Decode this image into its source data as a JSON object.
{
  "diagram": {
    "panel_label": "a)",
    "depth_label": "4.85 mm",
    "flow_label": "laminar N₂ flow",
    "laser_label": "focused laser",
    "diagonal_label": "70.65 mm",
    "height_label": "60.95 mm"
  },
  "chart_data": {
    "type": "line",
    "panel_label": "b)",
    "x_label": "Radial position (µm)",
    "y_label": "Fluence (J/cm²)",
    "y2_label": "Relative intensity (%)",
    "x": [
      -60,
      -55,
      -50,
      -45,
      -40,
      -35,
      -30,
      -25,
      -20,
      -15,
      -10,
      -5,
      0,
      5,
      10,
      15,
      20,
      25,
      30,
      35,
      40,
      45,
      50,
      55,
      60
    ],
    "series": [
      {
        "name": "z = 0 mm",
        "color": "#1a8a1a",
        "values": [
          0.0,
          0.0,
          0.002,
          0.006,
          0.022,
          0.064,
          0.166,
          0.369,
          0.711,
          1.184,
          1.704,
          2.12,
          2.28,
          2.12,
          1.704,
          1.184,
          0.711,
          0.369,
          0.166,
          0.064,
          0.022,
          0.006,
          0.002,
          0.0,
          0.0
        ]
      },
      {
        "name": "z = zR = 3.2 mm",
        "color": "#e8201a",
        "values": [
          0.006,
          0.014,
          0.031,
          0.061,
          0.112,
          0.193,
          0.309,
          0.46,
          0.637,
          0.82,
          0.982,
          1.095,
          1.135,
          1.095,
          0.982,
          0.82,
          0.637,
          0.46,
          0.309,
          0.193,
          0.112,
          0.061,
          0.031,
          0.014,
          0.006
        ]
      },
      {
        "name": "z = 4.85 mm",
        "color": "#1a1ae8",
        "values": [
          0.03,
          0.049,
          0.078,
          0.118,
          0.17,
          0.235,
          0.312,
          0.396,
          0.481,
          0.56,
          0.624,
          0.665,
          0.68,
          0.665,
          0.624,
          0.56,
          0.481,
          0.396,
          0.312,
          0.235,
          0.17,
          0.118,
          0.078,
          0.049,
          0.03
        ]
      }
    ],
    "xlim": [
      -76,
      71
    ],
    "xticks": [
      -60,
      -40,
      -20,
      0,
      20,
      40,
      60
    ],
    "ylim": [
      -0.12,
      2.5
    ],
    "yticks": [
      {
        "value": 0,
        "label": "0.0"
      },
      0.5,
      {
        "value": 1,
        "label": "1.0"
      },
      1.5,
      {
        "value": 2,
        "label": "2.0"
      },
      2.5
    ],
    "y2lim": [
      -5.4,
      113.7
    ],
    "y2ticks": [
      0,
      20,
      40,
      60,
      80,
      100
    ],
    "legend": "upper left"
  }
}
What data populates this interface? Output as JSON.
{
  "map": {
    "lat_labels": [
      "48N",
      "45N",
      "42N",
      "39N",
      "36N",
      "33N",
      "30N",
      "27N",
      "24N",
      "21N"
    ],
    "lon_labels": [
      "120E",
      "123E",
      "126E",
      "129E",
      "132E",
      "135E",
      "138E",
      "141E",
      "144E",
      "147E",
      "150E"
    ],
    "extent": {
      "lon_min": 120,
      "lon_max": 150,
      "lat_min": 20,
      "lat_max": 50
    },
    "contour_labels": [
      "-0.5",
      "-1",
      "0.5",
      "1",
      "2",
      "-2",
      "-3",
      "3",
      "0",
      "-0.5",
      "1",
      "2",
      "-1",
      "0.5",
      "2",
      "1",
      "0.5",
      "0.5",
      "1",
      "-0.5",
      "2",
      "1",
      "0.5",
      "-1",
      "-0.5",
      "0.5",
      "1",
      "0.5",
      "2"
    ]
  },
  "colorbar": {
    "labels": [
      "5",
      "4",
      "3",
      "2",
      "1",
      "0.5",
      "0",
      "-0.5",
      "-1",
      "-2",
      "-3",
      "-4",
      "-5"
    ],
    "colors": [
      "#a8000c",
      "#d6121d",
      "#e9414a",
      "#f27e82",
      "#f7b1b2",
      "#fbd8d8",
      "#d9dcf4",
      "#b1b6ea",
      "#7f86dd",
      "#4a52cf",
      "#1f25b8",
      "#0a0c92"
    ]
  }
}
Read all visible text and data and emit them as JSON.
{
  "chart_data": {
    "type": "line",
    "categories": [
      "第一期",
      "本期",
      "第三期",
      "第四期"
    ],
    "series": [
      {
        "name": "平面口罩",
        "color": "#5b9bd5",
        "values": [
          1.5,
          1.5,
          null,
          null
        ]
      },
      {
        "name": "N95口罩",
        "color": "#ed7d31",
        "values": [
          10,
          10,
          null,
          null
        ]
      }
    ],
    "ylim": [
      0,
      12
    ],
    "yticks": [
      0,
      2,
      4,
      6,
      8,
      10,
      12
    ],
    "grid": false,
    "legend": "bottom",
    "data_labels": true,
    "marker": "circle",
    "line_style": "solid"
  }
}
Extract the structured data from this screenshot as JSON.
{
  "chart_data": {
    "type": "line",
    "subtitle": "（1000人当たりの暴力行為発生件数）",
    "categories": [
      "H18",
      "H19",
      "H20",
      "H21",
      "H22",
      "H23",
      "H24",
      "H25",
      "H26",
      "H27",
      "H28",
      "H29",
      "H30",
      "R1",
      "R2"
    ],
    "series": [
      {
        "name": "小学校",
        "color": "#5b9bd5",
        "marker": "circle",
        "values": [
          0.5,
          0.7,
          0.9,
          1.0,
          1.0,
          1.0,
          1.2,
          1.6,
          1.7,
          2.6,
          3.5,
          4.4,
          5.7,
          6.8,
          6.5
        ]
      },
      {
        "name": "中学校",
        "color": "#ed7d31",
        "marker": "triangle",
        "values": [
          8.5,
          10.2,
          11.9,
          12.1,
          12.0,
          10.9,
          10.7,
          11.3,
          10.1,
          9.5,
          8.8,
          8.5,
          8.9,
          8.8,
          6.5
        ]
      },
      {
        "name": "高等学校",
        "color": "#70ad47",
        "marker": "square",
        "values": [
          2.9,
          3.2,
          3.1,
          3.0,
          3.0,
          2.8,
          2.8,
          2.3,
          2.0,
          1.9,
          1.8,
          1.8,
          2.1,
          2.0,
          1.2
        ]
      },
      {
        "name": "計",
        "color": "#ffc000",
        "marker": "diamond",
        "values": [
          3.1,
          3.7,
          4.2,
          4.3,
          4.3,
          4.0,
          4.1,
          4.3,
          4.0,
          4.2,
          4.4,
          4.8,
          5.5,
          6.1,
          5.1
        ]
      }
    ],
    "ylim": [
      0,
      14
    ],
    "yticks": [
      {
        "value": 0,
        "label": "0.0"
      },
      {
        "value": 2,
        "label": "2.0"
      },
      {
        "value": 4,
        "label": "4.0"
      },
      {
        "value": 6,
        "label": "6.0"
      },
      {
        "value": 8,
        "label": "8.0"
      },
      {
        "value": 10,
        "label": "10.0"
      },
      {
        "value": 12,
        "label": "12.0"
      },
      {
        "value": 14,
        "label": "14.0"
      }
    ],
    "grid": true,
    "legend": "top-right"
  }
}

---+---

EXERCISE TASK
Please reproduce the entire listing, exactly as shown.

TASK ANSWER
Decode this image into its source data as a JSON object.
{
  "diagram": {
    "panel_label": "a)",
    "depth_label": "4.85 mm",
    "flow_label": "laminar N₂ flow",
    "laser_label": "focused laser",
    "diagonal_label": "70.65 mm",
    "height_label": "60.95 mm"
  },
  "chart_data": {
    "type": "line",
    "panel_label": "b)",
    "x_label": "Radial position (µm)",
    "y_label": "Fluence (J/cm²)",
    "y2_label": "Relative intensity (%)",
    "x": [
      -60,
      -55,
      -50,
      -45,
      -40,
      -35,
      -30,
      -25,
      -20,
      -15,
      -10,
      -5,
      0,
      5,
      10,
      15,
      20,
      25,
      30,
      35,
      40,
      45,
      50,
      55,
      60
    ],
    "series": [
      {
        "name": "z = 0 mm",
        "color": "#1a8a1a",
        "values": [
          0.0,
          0.0,
          0.002,
          0.006,
          0.022,
          0.064,
          0.166,
          0.369,
          0.711,
          1.184,
          1.704,
          2.12,
          2.28,
          2.12,
          1.704,
          1.184,
          0.711,
          0.369,
          0.166,
          0.064,
          0.022,
          0.006,
          0.002,
          0.0,
          0.0
        ]
      },
      {
        "name": "z = zR = 3.2 mm",
        "color": "#e8201a",
        "values": [
          0.006,
          0.014,
          0.031,
          0.061,
          0.112,
          0.193,
          0.309,
          0.46,
          0.637,
          0.82,
          0.982,
          1.095,
          1.135,
          1.095,
          0.982,
          0.82,
          0.637,
          0.46,
          0.309,
          0.193,
          0.112,
          0.061,
          0.031,
          0.014,
          0.006
        ]
      },
      {
        "name": "z = 4.85 mm",
        "color": "#1a1ae8",
        "values": [
          0.03,
          0.049,
          0.078,
          0.118,
          0.17,
          0.235,
          0.312,
          0.396,
          0.481,
          0.56,
          0.624,
          0.665,
          0.68,
          0.665,
          0.624,
          0.56,
          0.481,
          0.396,
          0.312,
          0.235,
          0.17,
          0.118,
          0.078,
          0.049,
          0.03
        ]
      }
    ],
    "xlim": [
      -76,
      71
    ],
    "xticks": [
      -60,
      -40,
      -20,
      0,
      20,
      40,
      60
    ],
    "ylim": [
      -0.12,
      2.5
    ],
    "yticks": [
      {
        "value": 0,
        "label": "0.0"
      },
      0.5,
      {
        "value": 1,
        "label": "1.0"
      },
      1.5,
      {
        "value": 2,
        "label": "2.0"
      },
      2.5
    ],
    "y2lim": [
      -5.4,
      113.7
    ],
    "y2ticks": [
      0,
      20,
      40,
      60,
      80,
      100
    ],
    "legend": "upper left"
  }
}
What data populates this interface? Output as JSON.
{
  "map": {
    "lat_labels": [
      "48N",
      "45N",
      "42N",
      "39N",
      "36N",
      "33N",
      "30N",
      "27N",
      "24N",
      "21N"
    ],
    "lon_labels": [
      "120E",
      "123E",
      "126E",
      "129E",
      "132E",
      "135E",
      "138E",
      "141E",
      "144E",
      "147E",
      "150E"
    ],
    "extent": {
      "lon_min": 120,
      "lon_max": 150,
      "lat_min": 20,
      "lat_max": 50
    },
    "contour_labels": [
      "-0.5",
      "-1",
      "0.5",
      "1",
      "2",
      "-2",
      "-3",
      "3",
      "0",
      "-0.5",
      "1",
      "2",
      "-1",
      "0.5",
      "2",
      "1",
      "0.5",
      "0.5",
      "1",
      "-0.5",
      "2",
      "1",
      "0.5",
      "-1",
      "-0.5",
      "0.5",
      "1",
      "0.5",
      "2"
    ]
  },
  "colorbar": {
    "labels": [
      "5",
      "4",
      "3",
      "2",
      "1",
      "0.5",
      "0",
      "-0.5",
      "-1",
      "-2",
      "-3",
      "-4",
      "-5"
    ],
    "colors": [
      "#a8000c",
      "#d6121d",
      "#e9414a",
      "#f27e82",
      "#f7b1b2",
      "#fbd8d8",
      "#d9dcf4",
      "#b1b6ea",
      "#7f86dd",
      "#4a52cf",
      "#1f25b8",
      "#0a0c92"
    ]
  }
}
Read all visible text and data and emit them as JSON.
{
  "chart_data": {
    "type": "line",
    "categories": [
      "第一期",
      "本期",
      "第三期",
      "第四期"
    ],
    "series": [
      {
        "name": "平面口罩",
        "color": "#5b9bd5",
        "values": [
          1.5,
          1.5,
          null,
          null
        ]
      },
      {
        "name": "N95口罩",
        "color": "#ed7d31",
        "values": [
          10,
          10,
          null,
          null
        ]
      }
    ],
    "ylim": [
      0,
      12
    ],
    "yticks": [
      0,
      2,
      4,
      6,
      8,
      10,
      12
    ],
    "grid": false,
    "legend": "bottom",
    "data_labels": true,
    "marker": "circle",
    "line_style": "solid"
  }
}
Extract the structured data from this screenshot as JSON.
{
  "chart_data": {
    "type": "line",
    "subtitle": "（1000人当たりの暴力行為発生件数）",
    "categories": [
      "H18",
      "H19",
      "H20",
      "H21",
      "H22",
      "H23",
      "H24",
      "H25",
      "H26",
      "H27",
      "H28",
      "H29",
      "H30",
      "R1",
      "R2"
    ],
    "series": [
      {
        "name": "小学校",
        "color": "#5b9bd5",
        "marker": "circle",
        "values": [
          0.5,
          0.7,
          0.9,
          1.0,
          1.0,
          1.0,
          1.2,
          1.6,
          1.7,
          2.6,
          3.5,
          4.4,
          5.7,
          6.8,
          6.5
        ]
      },
      {
        "name": "中学校",
        "color": "#ed7d31",
        "marker": "triangle",
        "values": [
          8.5,
          10.2,
          11.9,
          12.1,
          12.0,
          10.9,
          10.7,
          11.3,
          10.1,
          9.5,
          8.8,
          8.5,
          8.9,
          8.8,
          6.5
        ]
      },
      {
        "name": "高等学校",
        "color": "#70ad47",
        "marker": "square",
        "values": [
          2.9,
          3.2,
          3.1,
          3.0,
          3.0,
          2.8,
          2.8,
          2.3,
          2.0,
          1.9,
          1.8,
          1.8,
          2.1,
          2.0,
          1.2
        ]
      },
      {
        "name": "計",
        "color": "#ffc000",
        "marker": "diamond",
        "values": [
          3.1,
          3.7,
          4.2,
          4.3,
          4.3,
          4.0,
          4.1,
          4.3,
          4.0,
          4.2,
          4.4,
          4.8,
          5.5,
          6.1,
          5.1
        ]
      }
    ],
    "ylim": [
      0,
      14
    ],
    "yticks": [
      {
        "value": 0,
        "label": "0.0"
      },
      {
        "value": 2,
        "label": "2.0"
      },
      {
        "value": 4,
        "label": "4.0"
      },
      {
        "value": 6,
        "label": "6.0"
      },
      {
        "value": 8,
        "label": "8.0"
      },
      {
        "value": 10,
        "label": "10.0"
      },
      {
        "value": 12,
        "label": "12.0"
      },
      {
        "value": 14,
        "label": "14.0"
      }
    ],
    "grid": true,
    "legend": "top-right"
  }
}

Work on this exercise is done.